Saved data entries:
— begin —
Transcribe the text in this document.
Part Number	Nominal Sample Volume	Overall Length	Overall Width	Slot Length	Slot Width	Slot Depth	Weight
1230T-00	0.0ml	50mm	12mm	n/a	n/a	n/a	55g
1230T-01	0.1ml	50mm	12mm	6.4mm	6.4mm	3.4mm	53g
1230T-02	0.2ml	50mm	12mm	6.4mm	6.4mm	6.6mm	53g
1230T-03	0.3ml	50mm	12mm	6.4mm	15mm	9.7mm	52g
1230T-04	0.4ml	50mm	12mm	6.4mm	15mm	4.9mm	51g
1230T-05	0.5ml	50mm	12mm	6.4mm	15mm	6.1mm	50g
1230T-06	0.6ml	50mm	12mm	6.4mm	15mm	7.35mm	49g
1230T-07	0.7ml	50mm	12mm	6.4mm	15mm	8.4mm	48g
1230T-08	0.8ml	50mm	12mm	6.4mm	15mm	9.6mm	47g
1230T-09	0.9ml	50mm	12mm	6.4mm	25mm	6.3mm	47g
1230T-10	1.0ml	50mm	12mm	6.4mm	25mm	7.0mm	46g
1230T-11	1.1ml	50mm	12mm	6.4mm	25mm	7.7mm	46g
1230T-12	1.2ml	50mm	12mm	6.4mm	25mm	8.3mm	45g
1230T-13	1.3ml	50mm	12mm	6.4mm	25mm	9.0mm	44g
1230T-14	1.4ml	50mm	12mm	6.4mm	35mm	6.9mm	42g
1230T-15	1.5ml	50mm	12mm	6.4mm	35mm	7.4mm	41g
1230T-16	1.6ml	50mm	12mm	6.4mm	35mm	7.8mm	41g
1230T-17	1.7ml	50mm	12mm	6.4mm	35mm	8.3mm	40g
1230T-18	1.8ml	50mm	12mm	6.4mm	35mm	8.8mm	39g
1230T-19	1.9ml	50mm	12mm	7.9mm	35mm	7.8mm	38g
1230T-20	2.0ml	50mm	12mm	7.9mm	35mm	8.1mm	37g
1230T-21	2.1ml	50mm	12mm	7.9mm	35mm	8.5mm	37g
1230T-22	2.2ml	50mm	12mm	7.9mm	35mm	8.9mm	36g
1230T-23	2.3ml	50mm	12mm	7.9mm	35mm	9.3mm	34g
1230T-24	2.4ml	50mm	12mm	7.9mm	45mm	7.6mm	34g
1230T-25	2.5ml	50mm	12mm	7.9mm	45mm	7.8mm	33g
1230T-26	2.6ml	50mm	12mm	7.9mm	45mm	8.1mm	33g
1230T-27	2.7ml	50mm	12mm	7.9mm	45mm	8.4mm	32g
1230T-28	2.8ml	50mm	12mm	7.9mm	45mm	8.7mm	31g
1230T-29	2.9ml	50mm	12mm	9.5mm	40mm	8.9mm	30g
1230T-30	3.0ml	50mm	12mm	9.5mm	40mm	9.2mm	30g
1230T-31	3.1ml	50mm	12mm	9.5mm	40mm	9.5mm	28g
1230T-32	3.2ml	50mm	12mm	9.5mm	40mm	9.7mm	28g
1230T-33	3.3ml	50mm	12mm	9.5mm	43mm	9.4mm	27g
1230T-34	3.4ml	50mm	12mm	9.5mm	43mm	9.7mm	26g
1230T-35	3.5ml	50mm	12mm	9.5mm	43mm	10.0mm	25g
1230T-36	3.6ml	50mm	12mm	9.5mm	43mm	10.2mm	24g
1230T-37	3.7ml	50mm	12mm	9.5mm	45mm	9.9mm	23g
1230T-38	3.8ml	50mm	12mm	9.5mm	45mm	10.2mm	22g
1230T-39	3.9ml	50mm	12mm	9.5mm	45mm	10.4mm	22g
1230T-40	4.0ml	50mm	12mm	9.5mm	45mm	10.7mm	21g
— end —
Copy every line of the records word for word.

Transcribe the text in this document.
Part Number	Nominal Sample Volume	Overall Length	Overall Width	Slot Length	Slot Width	Slot Depth	Weight
1230T-00	0.0ml	50mm	12mm	n/a	n/a	n/a	55g
1230T-01	0.1ml	50mm	12mm	6.4mm	6.4mm	3.4mm	53g
1230T-02	0.2ml	50mm	12mm	6.4mm	6.4mm	6.6mm	53g
1230T-03	0.3ml	50mm	12mm	6.4mm	15mm	9.7mm	52g
1230T-04	0.4ml	50mm	12mm	6.4mm	15mm	4.9mm	51g
1230T-05	0.5ml	50mm	12mm	6.4mm	15mm	6.1mm	50g
1230T-06	0.6ml	50mm	12mm	6.4mm	15mm	7.35mm	49g
1230T-07	0.7ml	50mm	12mm	6.4mm	15mm	8.4mm	48g
1230T-08	0.8ml	50mm	12mm	6.4mm	15mm	9.6mm	47g
1230T-09	0.9ml	50mm	12mm	6.4mm	25mm	6.3mm	47g
1230T-10	1.0ml	50mm	12mm	6.4mm	25mm	7.0mm	46g
1230T-11	1.1ml	50mm	12mm	6.4mm	25mm	7.7mm	46g
1230T-12	1.2ml	50mm	12mm	6.4mm	25mm	8.3mm	45g
1230T-13	1.3ml	50mm	12mm	6.4mm	25mm	9.0mm	44g
1230T-14	1.4ml	50mm	12mm	6.4mm	35mm	6.9mm	42g
1230T-15	1.5ml	50mm	12mm	6.4mm	35mm	7.4mm	41g
1230T-16	1.6ml	50mm	12mm	6.4mm	35mm	7.8mm	41g
1230T-17	1.7ml	50mm	12mm	6.4mm	35mm	8.3mm	40g
1230T-18	1.8ml	50mm	12mm	6.4mm	35mm	8.8mm	39g
1230T-19	1.9ml	50mm	12mm	7.9mm	35mm	7.8mm	38g
1230T-20	2.0ml	50mm	12mm	7.9mm	35mm	8.1mm	37g
1230T-21	2.1ml	50mm	12mm	7.9mm	35mm	8.5mm	37g
1230T-22	2.2ml	50mm	12mm	7.9mm	35mm	8.9mm	36g
1230T-23	2.3ml	50mm	12mm	7.9mm	35mm	9.3mm	34g
1230T-24	2.4ml	50mm	12mm	7.9mm	45mm	7.6mm	34g
1230T-25	2.5ml	50mm	12mm	7.9mm	45mm	7.8mm	33g
1230T-26	2.6ml	50mm	12mm	7.9mm	45mm	8.1mm	33g
1230T-27	2.7ml	50mm	12mm	7.9mm	45mm	8.4mm	32g
1230T-28	2.8ml	50mm	12mm	7.9mm	45mm	8.7mm	31g
1230T-29	2.9ml	50mm	12mm	9.5mm	40mm	8.9mm	30g
1230T-30	3.0ml	50mm	12mm	9.5mm	40mm	9.2mm	30g
1230T-31	3.1ml	50mm	12mm	9.5mm	40mm	9.5mm	28g
1230T-32	3.2ml	50mm	12mm	9.5mm	40mm	9.7mm	28g
1230T-33	3.3ml	50mm	12mm	9.5mm	43mm	9.4mm	27g
1230T-34	3.4ml	50mm	12mm	9.5mm	43mm	9.7mm	26g
1230T-35	3.5ml	50mm	12mm	9.5mm	43mm	10.0mm	25g
1230T-36	3.6ml	50mm	12mm	9.5mm	43mm	10.2mm	24g
1230T-37	3.7ml	50mm	12mm	9.5mm	45mm	9.9mm	23g
1230T-38	3.8ml	50mm	12mm	9.5mm	45mm	10.2mm	22g
1230T-39	3.9ml	50mm	12mm	9.5mm	45mm	10.4mm	22g
1230T-40	4.0ml	50mm	12mm	9.5mm	45mm	10.7mm	21g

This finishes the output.